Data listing
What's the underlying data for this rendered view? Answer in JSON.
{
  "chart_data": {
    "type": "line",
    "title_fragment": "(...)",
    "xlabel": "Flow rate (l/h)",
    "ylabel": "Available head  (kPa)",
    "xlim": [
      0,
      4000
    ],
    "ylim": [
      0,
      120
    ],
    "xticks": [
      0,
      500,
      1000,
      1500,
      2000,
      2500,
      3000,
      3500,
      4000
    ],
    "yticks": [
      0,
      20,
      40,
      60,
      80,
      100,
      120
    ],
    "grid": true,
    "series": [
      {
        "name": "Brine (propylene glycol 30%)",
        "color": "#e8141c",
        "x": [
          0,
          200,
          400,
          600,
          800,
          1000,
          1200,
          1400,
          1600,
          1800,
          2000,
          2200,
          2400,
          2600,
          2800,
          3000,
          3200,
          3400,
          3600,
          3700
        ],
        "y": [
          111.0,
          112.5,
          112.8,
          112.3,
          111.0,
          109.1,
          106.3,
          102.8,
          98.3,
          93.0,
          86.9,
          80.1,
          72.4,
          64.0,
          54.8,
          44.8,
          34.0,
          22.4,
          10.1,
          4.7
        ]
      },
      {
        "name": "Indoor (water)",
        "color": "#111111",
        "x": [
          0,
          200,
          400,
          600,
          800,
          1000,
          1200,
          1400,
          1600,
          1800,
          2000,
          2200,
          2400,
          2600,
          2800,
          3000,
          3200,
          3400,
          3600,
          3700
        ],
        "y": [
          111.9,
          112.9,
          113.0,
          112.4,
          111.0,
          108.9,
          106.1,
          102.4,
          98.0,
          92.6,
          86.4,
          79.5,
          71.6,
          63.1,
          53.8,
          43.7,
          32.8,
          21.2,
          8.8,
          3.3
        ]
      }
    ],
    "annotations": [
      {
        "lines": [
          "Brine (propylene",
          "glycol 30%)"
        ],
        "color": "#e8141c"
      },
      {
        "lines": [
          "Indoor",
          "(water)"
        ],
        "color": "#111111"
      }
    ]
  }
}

Task to carry out
From the material given, work out how many lines hold the string "propylene"; state that number and nothing further.

Expected output
2